* **Short task**
Without the images, output each record below as it stands.

* **Records for the exercise**

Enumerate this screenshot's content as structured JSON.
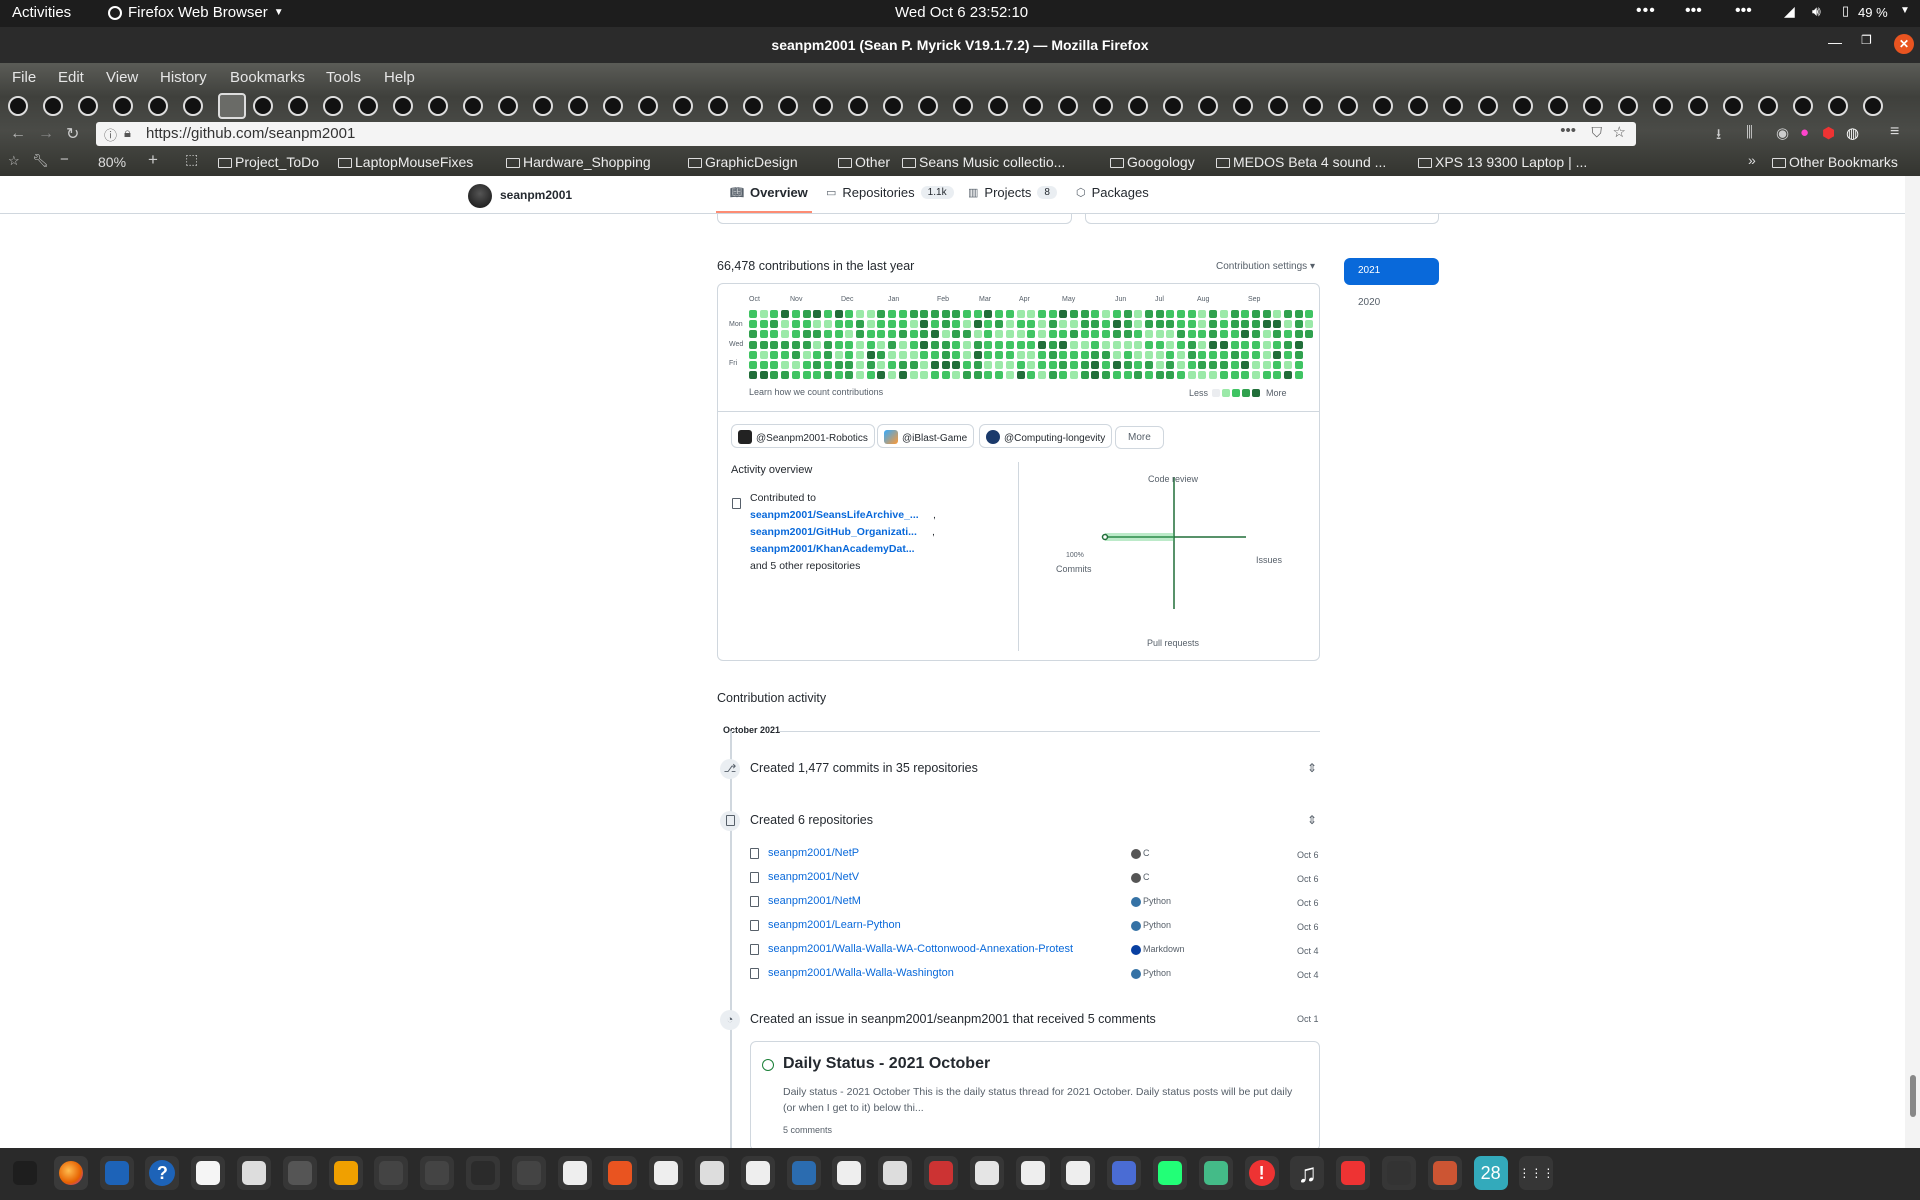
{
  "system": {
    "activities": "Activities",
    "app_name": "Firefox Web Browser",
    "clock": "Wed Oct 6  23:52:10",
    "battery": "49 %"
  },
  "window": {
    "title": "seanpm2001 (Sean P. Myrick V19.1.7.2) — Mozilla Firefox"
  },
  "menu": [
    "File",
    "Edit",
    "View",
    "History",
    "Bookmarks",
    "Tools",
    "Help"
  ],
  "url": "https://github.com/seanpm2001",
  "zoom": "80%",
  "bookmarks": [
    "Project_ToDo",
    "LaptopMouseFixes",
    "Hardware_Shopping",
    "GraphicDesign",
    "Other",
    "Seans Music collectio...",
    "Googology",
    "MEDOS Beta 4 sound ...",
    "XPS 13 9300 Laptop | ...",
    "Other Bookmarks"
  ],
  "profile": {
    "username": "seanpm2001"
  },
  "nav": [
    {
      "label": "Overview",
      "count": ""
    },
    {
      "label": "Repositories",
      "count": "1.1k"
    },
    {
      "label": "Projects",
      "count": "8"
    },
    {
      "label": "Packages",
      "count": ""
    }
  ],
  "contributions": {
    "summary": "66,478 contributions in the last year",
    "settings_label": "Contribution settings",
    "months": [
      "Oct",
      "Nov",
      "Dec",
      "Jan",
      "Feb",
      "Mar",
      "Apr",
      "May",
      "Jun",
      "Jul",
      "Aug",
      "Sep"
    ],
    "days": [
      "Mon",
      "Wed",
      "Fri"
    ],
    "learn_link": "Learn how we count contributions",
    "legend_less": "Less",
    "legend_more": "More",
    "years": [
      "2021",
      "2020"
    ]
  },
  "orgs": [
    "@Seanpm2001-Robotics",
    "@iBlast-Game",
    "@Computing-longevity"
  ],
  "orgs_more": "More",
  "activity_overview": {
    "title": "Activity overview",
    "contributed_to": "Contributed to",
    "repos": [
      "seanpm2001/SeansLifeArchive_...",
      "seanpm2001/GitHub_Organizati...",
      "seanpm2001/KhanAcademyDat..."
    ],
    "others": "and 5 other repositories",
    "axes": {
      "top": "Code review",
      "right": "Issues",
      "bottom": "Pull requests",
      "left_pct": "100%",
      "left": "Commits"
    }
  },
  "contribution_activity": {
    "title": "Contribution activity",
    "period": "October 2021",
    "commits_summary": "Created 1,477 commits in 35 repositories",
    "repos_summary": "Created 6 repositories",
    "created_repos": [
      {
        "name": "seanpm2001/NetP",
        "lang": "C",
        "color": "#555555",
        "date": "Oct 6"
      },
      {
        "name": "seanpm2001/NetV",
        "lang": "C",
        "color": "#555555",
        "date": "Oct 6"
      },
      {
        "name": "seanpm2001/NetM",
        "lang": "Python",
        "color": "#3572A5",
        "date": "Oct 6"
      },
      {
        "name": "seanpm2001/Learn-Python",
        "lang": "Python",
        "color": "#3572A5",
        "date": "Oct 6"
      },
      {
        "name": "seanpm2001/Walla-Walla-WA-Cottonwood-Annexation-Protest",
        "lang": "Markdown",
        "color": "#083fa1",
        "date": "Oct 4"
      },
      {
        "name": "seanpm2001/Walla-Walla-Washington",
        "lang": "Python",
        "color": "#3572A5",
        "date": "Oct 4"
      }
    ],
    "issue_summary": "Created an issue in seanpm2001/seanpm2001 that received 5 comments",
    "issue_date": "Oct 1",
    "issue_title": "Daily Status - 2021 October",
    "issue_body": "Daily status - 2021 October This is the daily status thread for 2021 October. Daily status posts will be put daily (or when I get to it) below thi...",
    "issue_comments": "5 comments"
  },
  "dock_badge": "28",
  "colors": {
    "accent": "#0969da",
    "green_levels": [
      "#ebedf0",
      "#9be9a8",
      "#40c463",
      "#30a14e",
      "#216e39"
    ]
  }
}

* **Expected output**
Enumerate this screenshot's content as structured JSON.
{
  "system": {
    "activities": "Activities",
    "app_name": "Firefox Web Browser",
    "clock": "Wed Oct 6  23:52:10",
    "battery": "49 %"
  },
  "window": {
    "title": "seanpm2001 (Sean P. Myrick V19.1.7.2) — Mozilla Firefox"
  },
  "menu": [
    "File",
    "Edit",
    "View",
    "History",
    "Bookmarks",
    "Tools",
    "Help"
  ],
  "url": "https://github.com/seanpm2001",
  "zoom": "80%",
  "bookmarks": [
    "Project_ToDo",
    "LaptopMouseFixes",
    "Hardware_Shopping",
    "GraphicDesign",
    "Other",
    "Seans Music collectio...",
    "Googology",
    "MEDOS Beta 4 sound ...",
    "XPS 13 9300 Laptop | ...",
    "Other Bookmarks"
  ],
  "profile": {
    "username": "seanpm2001"
  },
  "nav": [
    {
      "label": "Overview",
      "count": ""
    },
    {
      "label": "Repositories",
      "count": "1.1k"
    },
    {
      "label": "Projects",
      "count": "8"
    },
    {
      "label": "Packages",
      "count": ""
    }
  ],
  "contributions": {
    "summary": "66,478 contributions in the last year",
    "settings_label": "Contribution settings",
    "months": [
      "Oct",
      "Nov",
      "Dec",
      "Jan",
      "Feb",
      "Mar",
      "Apr",
      "May",
      "Jun",
      "Jul",
      "Aug",
      "Sep"
    ],
    "days": [
      "Mon",
      "Wed",
      "Fri"
    ],
    "learn_link": "Learn how we count contributions",
    "legend_less": "Less",
    "legend_more": "More",
    "years": [
      "2021",
      "2020"
    ]
  },
  "orgs": [
    "@Seanpm2001-Robotics",
    "@iBlast-Game",
    "@Computing-longevity"
  ],
  "orgs_more": "More",
  "activity_overview": {
    "title": "Activity overview",
    "contributed_to": "Contributed to",
    "repos": [
      "seanpm2001/SeansLifeArchive_...",
      "seanpm2001/GitHub_Organizati...",
      "seanpm2001/KhanAcademyDat..."
    ],
    "others": "and 5 other repositories",
    "axes": {
      "top": "Code review",
      "right": "Issues",
      "bottom": "Pull requests",
      "left_pct": "100%",
      "left": "Commits"
    }
  },
  "contribution_activity": {
    "title": "Contribution activity",
    "period": "October 2021",
    "commits_summary": "Created 1,477 commits in 35 repositories",
    "repos_summary": "Created 6 repositories",
    "created_repos": [
      {
        "name": "seanpm2001/NetP",
        "lang": "C",
        "color": "#555555",
        "date": "Oct 6"
      },
      {
        "name": "seanpm2001/NetV",
        "lang": "C",
        "color": "#555555",
        "date": "Oct 6"
      },
      {
        "name": "seanpm2001/NetM",
        "lang": "Python",
        "color": "#3572A5",
        "date": "Oct 6"
      },
      {
        "name": "seanpm2001/Learn-Python",
        "lang": "Python",
        "color": "#3572A5",
        "date": "Oct 6"
      },
      {
        "name": "seanpm2001/Walla-Walla-WA-Cottonwood-Annexation-Protest",
        "lang": "Markdown",
        "color": "#083fa1",
        "date": "Oct 4"
      },
      {
        "name": "seanpm2001/Walla-Walla-Washington",
        "lang": "Python",
        "color": "#3572A5",
        "date": "Oct 4"
      }
    ],
    "issue_summary": "Created an issue in seanpm2001/seanpm2001 that received 5 comments",
    "issue_date": "Oct 1",
    "issue_title": "Daily Status - 2021 October",
    "issue_body": "Daily status - 2021 October This is the daily status thread for 2021 October. Daily status posts will be put daily (or when I get to it) below thi...",
    "issue_comments": "5 comments"
  },
  "dock_badge": "28",
  "colors": {
    "accent": "#0969da",
    "green_levels": [
      "#ebedf0",
      "#9be9a8",
      "#40c463",
      "#30a14e",
      "#216e39"
    ]
  }
}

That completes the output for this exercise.